Problem details: Copy the records below exactly as they are written.

Records about charts and figures:
## Start
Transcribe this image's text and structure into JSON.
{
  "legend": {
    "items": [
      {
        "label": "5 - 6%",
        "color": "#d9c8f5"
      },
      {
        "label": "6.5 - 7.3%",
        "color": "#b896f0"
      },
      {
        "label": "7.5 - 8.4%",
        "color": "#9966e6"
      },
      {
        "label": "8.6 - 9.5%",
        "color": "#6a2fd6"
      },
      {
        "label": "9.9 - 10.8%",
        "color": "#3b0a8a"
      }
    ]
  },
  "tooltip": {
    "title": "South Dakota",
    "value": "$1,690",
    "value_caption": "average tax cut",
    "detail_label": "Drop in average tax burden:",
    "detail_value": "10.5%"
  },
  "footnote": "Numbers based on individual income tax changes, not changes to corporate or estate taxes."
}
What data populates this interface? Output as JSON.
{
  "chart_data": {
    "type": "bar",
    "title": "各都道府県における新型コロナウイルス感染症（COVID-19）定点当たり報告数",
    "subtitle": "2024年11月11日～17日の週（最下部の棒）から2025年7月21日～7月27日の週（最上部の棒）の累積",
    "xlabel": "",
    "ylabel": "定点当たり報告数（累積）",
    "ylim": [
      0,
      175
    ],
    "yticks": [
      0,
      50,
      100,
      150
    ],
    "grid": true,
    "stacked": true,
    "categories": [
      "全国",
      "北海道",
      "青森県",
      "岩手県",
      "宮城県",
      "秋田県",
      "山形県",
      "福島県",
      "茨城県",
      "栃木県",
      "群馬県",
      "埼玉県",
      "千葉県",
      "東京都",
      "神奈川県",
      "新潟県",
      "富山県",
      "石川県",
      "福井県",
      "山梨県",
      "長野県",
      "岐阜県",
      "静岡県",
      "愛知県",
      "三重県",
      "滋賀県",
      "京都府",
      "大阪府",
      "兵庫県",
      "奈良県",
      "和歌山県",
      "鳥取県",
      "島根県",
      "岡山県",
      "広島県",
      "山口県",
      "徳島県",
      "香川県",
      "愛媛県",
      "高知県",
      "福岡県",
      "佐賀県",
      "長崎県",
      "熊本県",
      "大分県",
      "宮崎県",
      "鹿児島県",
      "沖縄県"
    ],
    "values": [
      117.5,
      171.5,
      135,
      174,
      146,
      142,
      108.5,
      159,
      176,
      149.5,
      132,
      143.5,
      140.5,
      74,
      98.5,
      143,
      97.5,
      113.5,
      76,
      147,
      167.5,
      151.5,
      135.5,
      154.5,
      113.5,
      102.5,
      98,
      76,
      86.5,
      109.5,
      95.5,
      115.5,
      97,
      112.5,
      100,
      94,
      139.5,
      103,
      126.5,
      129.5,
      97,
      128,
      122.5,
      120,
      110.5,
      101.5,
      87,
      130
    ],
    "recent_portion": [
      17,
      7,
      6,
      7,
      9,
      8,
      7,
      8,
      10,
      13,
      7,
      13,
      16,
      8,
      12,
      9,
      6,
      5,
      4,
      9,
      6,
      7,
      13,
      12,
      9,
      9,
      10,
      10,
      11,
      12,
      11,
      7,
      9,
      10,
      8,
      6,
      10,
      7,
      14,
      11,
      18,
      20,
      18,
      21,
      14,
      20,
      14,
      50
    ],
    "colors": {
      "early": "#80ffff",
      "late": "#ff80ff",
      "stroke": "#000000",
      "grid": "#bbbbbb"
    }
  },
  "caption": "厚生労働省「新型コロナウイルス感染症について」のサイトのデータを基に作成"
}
## End
Answer to this problem:
Transcribe this image's text and structure into JSON.
{
  "legend": {
    "items": [
      {
        "label": "5 - 6%",
        "color": "#d9c8f5"
      },
      {
        "label": "6.5 - 7.3%",
        "color": "#b896f0"
      },
      {
        "label": "7.5 - 8.4%",
        "color": "#9966e6"
      },
      {
        "label": "8.6 - 9.5%",
        "color": "#6a2fd6"
      },
      {
        "label": "9.9 - 10.8%",
        "color": "#3b0a8a"
      }
    ]
  },
  "tooltip": {
    "title": "South Dakota",
    "value": "$1,690",
    "value_caption": "average tax cut",
    "detail_label": "Drop in average tax burden:",
    "detail_value": "10.5%"
  },
  "footnote": "Numbers based on individual income tax changes, not changes to corporate or estate taxes."
}
What data populates this interface? Output as JSON.
{
  "chart_data": {
    "type": "bar",
    "title": "各都道府県における新型コロナウイルス感染症（COVID-19）定点当たり報告数",
    "subtitle": "2024年11月11日～17日の週（最下部の棒）から2025年7月21日～7月27日の週（最上部の棒）の累積",
    "xlabel": "",
    "ylabel": "定点当たり報告数（累積）",
    "ylim": [
      0,
      175
    ],
    "yticks": [
      0,
      50,
      100,
      150
    ],
    "grid": true,
    "stacked": true,
    "categories": [
      "全国",
      "北海道",
      "青森県",
      "岩手県",
      "宮城県",
      "秋田県",
      "山形県",
      "福島県",
      "茨城県",
      "栃木県",
      "群馬県",
      "埼玉県",
      "千葉県",
      "東京都",
      "神奈川県",
      "新潟県",
      "富山県",
      "石川県",
      "福井県",
      "山梨県",
      "長野県",
      "岐阜県",
      "静岡県",
      "愛知県",
      "三重県",
      "滋賀県",
      "京都府",
      "大阪府",
      "兵庫県",
      "奈良県",
      "和歌山県",
      "鳥取県",
      "島根県",
      "岡山県",
      "広島県",
      "山口県",
      "徳島県",
      "香川県",
      "愛媛県",
      "高知県",
      "福岡県",
      "佐賀県",
      "長崎県",
      "熊本県",
      "大分県",
      "宮崎県",
      "鹿児島県",
      "沖縄県"
    ],
    "values": [
      117.5,
      171.5,
      135,
      174,
      146,
      142,
      108.5,
      159,
      176,
      149.5,
      132,
      143.5,
      140.5,
      74,
      98.5,
      143,
      97.5,
      113.5,
      76,
      147,
      167.5,
      151.5,
      135.5,
      154.5,
      113.5,
      102.5,
      98,
      76,
      86.5,
      109.5,
      95.5,
      115.5,
      97,
      112.5,
      100,
      94,
      139.5,
      103,
      126.5,
      129.5,
      97,
      128,
      122.5,
      120,
      110.5,
      101.5,
      87,
      130
    ],
    "recent_portion": [
      17,
      7,
      6,
      7,
      9,
      8,
      7,
      8,
      10,
      13,
      7,
      13,
      16,
      8,
      12,
      9,
      6,
      5,
      4,
      9,
      6,
      7,
      13,
      12,
      9,
      9,
      10,
      10,
      11,
      12,
      11,
      7,
      9,
      10,
      8,
      6,
      10,
      7,
      14,
      11,
      18,
      20,
      18,
      21,
      14,
      20,
      14,
      50
    ],
    "colors": {
      "early": "#80ffff",
      "late": "#ff80ff",
      "stroke": "#000000",
      "grid": "#bbbbbb"
    }
  },
  "caption": "厚生労働省「新型コロナウイルス感染症について」のサイトのデータを基に作成"
}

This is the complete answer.